Set down the records once more, please, exactly and with the pictures left out.
§ §
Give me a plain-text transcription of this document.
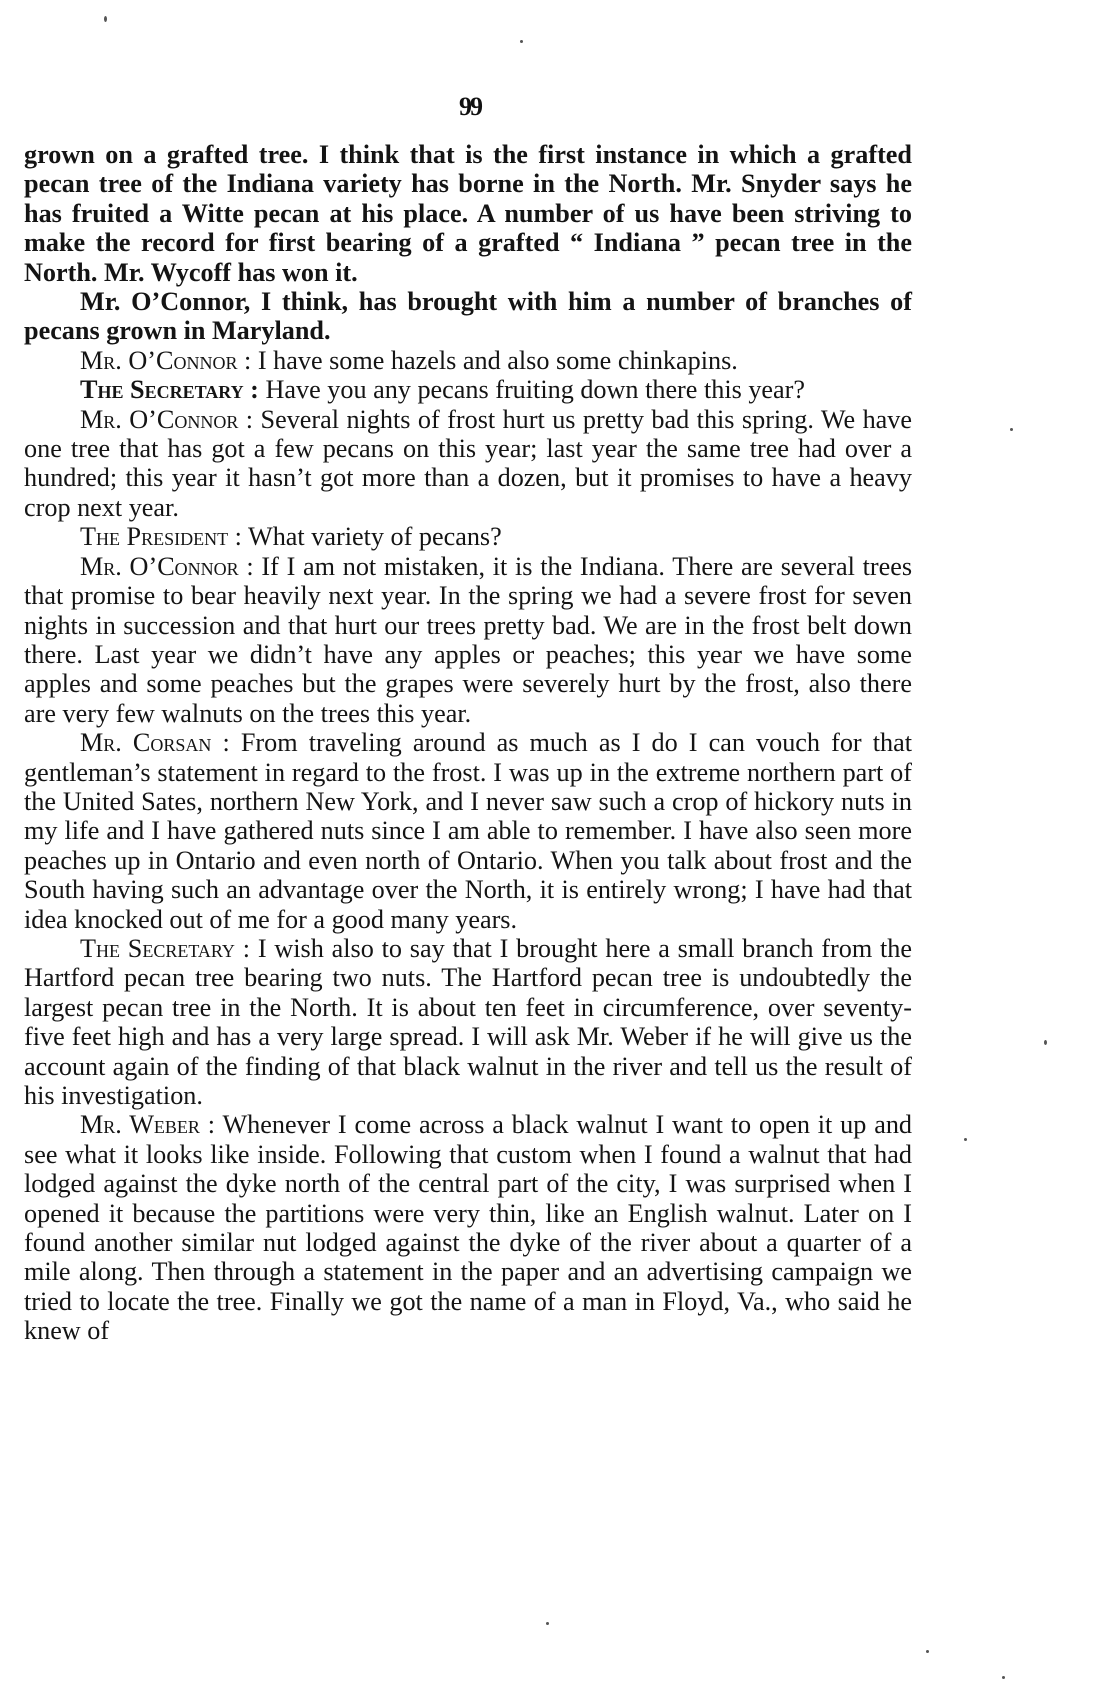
99

grown on a grafted tree. I think that is the first instance in which a grafted pecan tree of the Indiana variety has borne in the North. Mr. Snyder says he has fruited a Witte pecan at his place. A number of us have been striving to make the record for first bearing of a grafted “ Indiana ” pecan tree in the North. Mr. Wycoff has won it.

Mr. O’Connor, I think, has brought with him a number of branches of pecans grown in Maryland.

Mr. O’Connor : I have some hazels and also some chinkapins.

The Secretary : Have you any pecans fruiting down there this year?

Mr. O’Connor : Several nights of frost hurt us pretty bad this spring. We have one tree that has got a few pecans on this year; last year the same tree had over a hundred; this year it hasn’t got more than a dozen, but it promises to have a heavy crop next year.

The President : What variety of pecans?

Mr. O’Connor : If I am not mistaken, it is the Indiana. There are several trees that promise to bear heavily next year. In the spring we had a severe frost for seven nights in succession and that hurt our trees pretty bad. We are in the frost belt down there. Last year we didn’t have any apples or peaches; this year we have some apples and some peaches but the grapes were severely hurt by the frost, also there are very few walnuts on the trees this year.

Mr. Corsan : From traveling around as much as I do I can vouch for that gentleman’s statement in regard to the frost. I was up in the extreme northern part of the United Sates, northern New York, and I never saw such a crop of hickory nuts in my life and I have gathered nuts since I am able to remember. I have also seen more peaches up in Ontario and even north of Ontario. When you talk about frost and the South having such an advantage over the North, it is entirely wrong; I have had that idea knocked out of me for a good many years.

The Secretary : I wish also to say that I brought here a small branch from the Hartford pecan tree bearing two nuts. The Hartford pecan tree is undoubtedly the largest pecan tree in the North. It is about ten feet in circumference, over seventy-five feet high and has a very large spread. I will ask Mr. Weber if he will give us the account again of the finding of that black walnut in the river and tell us the result of his investigation.

Mr. Weber : Whenever I come across a black walnut I want to open it up and see what it looks like inside. Following that custom when I found a walnut that had lodged against the dyke north of the central part of the city, I was surprised when I opened it because the partitions were very thin, like an English walnut. Later on I found another similar nut lodged against the dyke of the river about a quarter of a mile along. Then through a statement in the paper and an advertising campaign we tried to locate the tree. Finally we got the name of a man in Floyd, Va., who said he knew of
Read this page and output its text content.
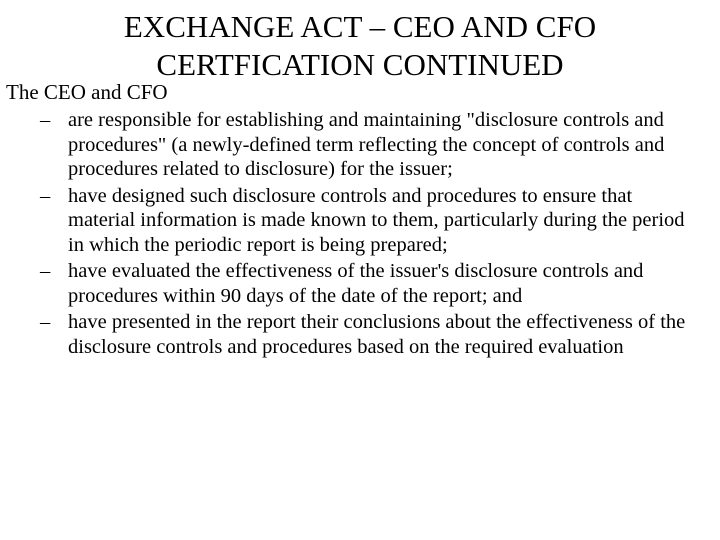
EXCHANGE ACT – CEO AND CFO
CERTFICATION CONTINUED

The CEO and CFO

– are responsible for establishing and maintaining "disclosure controls and procedures" (a newly-defined term reflecting the concept of controls and procedures related to disclosure) for the issuer;
– have designed such disclosure controls and procedures to ensure that material information is made known to them, particularly during the period in which the periodic report is being prepared;
– have evaluated the effectiveness of the issuer's disclosure controls and procedures within 90 days of the date of the report; and
– have presented in the report their conclusions about the effectiveness of the disclosure controls and procedures based on the required evaluation
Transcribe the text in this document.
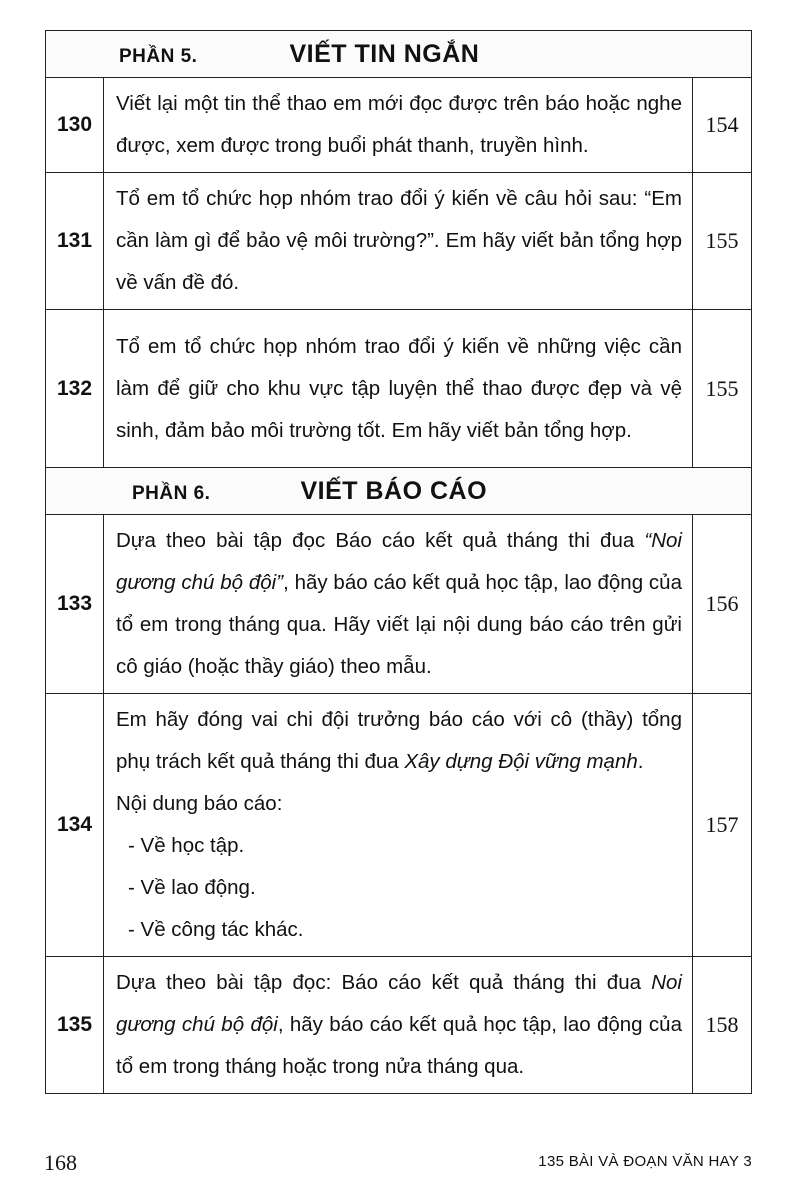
PHẦN 5. VIẾT TIN NGẮN		

130	Viết lại một tin thể thao em mới đọc được trên báo hoặc nghe được, xem được trong buổi phát thanh, truyền hình.	154
131	Tổ em tổ chức họp nhóm trao đổi ý kiến về câu hỏi sau: “Em cần làm gì để bảo vệ môi trường?”. Em hãy viết bản tổng hợp về vấn đề đó.	155
132	Tổ em tổ chức họp nhóm trao đổi ý kiến về những việc cần làm để giữ cho khu vực tập luyện thể thao được đẹp và vệ sinh, đảm bảo môi trường tốt. Em hãy viết bản tổng hợp.	155

PHẦN 6. VIẾT BÁO CÁO		

133	Dựa theo bài tập đọc Báo cáo kết quả tháng thi đua “Noi gương chú bộ đội”, hãy báo cáo kết quả học tập, lao động của tổ em trong tháng qua. Hãy viết lại nội dung báo cáo trên gửi cô giáo (hoặc thầy giáo) theo mẫu.	156
134	Em hãy đóng vai chi đội trưởng báo cáo với cô (thầy) tổng phụ trách kết quả tháng thi đua Xây dựng Đội vững mạnh.

Nội dung báo cáo:

- Về học tập.

- Về lao động.

- Về công tác khác.	157
135	Dựa theo bài tập đọc: Báo cáo kết quả tháng thi đua Noi gương chú bộ đội, hãy báo cáo kết quả học tập, lao động của tổ em trong tháng hoặc trong nửa tháng qua.	158
168	135 BÀI VÀ ĐOẠN VĂN HAY 3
§ §
**Solution for this exercise:**
Give me a plain-text transcription of this document.
99

grown on a grafted tree. I think that is the first instance in which a grafted pecan tree of the Indiana variety has borne in the North. Mr. Snyder says he has fruited a Witte pecan at his place. A number of us have been striving to make the record for first bearing of a grafted “ Indiana ” pecan tree in the North. Mr. Wycoff has won it.

Mr. O’Connor, I think, has brought with him a number of branches of pecans grown in Maryland.

Mr. O’Connor : I have some hazels and also some chinkapins.

The Secretary : Have you any pecans fruiting down there this year?

Mr. O’Connor : Several nights of frost hurt us pretty bad this spring. We have one tree that has got a few pecans on this year; last year the same tree had over a hundred; this year it hasn’t got more than a dozen, but it promises to have a heavy crop next year.

The President : What variety of pecans?

Mr. O’Connor : If I am not mistaken, it is the Indiana. There are several trees that promise to bear heavily next year. In the spring we had a severe frost for seven nights in succession and that hurt our trees pretty bad. We are in the frost belt down there. Last year we didn’t have any apples or peaches; this year we have some apples and some peaches but the grapes were severely hurt by the frost, also there are very few walnuts on the trees this year.

Mr. Corsan : From traveling around as much as I do I can vouch for that gentleman’s statement in regard to the frost. I was up in the extreme northern part of the United Sates, northern New York, and I never saw such a crop of hickory nuts in my life and I have gathered nuts since I am able to remember. I have also seen more peaches up in Ontario and even north of Ontario. When you talk about frost and the South having such an advantage over the North, it is entirely wrong; I have had that idea knocked out of me for a good many years.

The Secretary : I wish also to say that I brought here a small branch from the Hartford pecan tree bearing two nuts. The Hartford pecan tree is undoubtedly the largest pecan tree in the North. It is about ten feet in circumference, over seventy-five feet high and has a very large spread. I will ask Mr. Weber if he will give us the account again of the finding of that black walnut in the river and tell us the result of his investigation.

Mr. Weber : Whenever I come across a black walnut I want to open it up and see what it looks like inside. Following that custom when I found a walnut that had lodged against the dyke north of the central part of the city, I was surprised when I opened it because the partitions were very thin, like an English walnut. Later on I found another similar nut lodged against the dyke of the river about a quarter of a mile along. Then through a statement in the paper and an advertising campaign we tried to locate the tree. Finally we got the name of a man in Floyd, Va., who said he knew of
Read this page and output its text content.
EXCHANGE ACT – CEO AND CFO
CERTFICATION CONTINUED

The CEO and CFO

– are responsible for establishing and maintaining "disclosure controls and procedures" (a newly-defined term reflecting the concept of controls and procedures related to disclosure) for the issuer;
– have designed such disclosure controls and procedures to ensure that material information is made known to them, particularly during the period in which the periodic report is being prepared;
– have evaluated the effectiveness of the issuer's disclosure controls and procedures within 90 days of the date of the report; and
– have presented in the report their conclusions about the effectiveness of the disclosure controls and procedures based on the required evaluation
Transcribe the text in this document.
PHẦN 5. VIẾT TIN NGẮN		

130	Viết lại một tin thể thao em mới đọc được trên báo hoặc nghe được, xem được trong buổi phát thanh, truyền hình.	154
131	Tổ em tổ chức họp nhóm trao đổi ý kiến về câu hỏi sau: “Em cần làm gì để bảo vệ môi trường?”. Em hãy viết bản tổng hợp về vấn đề đó.	155
132	Tổ em tổ chức họp nhóm trao đổi ý kiến về những việc cần làm để giữ cho khu vực tập luyện thể thao được đẹp và vệ sinh, đảm bảo môi trường tốt. Em hãy viết bản tổng hợp.	155

PHẦN 6. VIẾT BÁO CÁO		

133	Dựa theo bài tập đọc Báo cáo kết quả tháng thi đua “Noi gương chú bộ đội”, hãy báo cáo kết quả học tập, lao động của tổ em trong tháng qua. Hãy viết lại nội dung báo cáo trên gửi cô giáo (hoặc thầy giáo) theo mẫu.	156
134	Em hãy đóng vai chi đội trưởng báo cáo với cô (thầy) tổng phụ trách kết quả tháng thi đua Xây dựng Đội vững mạnh.

Nội dung báo cáo:

- Về học tập.

- Về lao động.

- Về công tác khác.	157
135	Dựa theo bài tập đọc: Báo cáo kết quả tháng thi đua Noi gương chú bộ đội, hãy báo cáo kết quả học tập, lao động của tổ em trong tháng hoặc trong nửa tháng qua.	158
168	135 BÀI VÀ ĐOẠN VĂN HAY 3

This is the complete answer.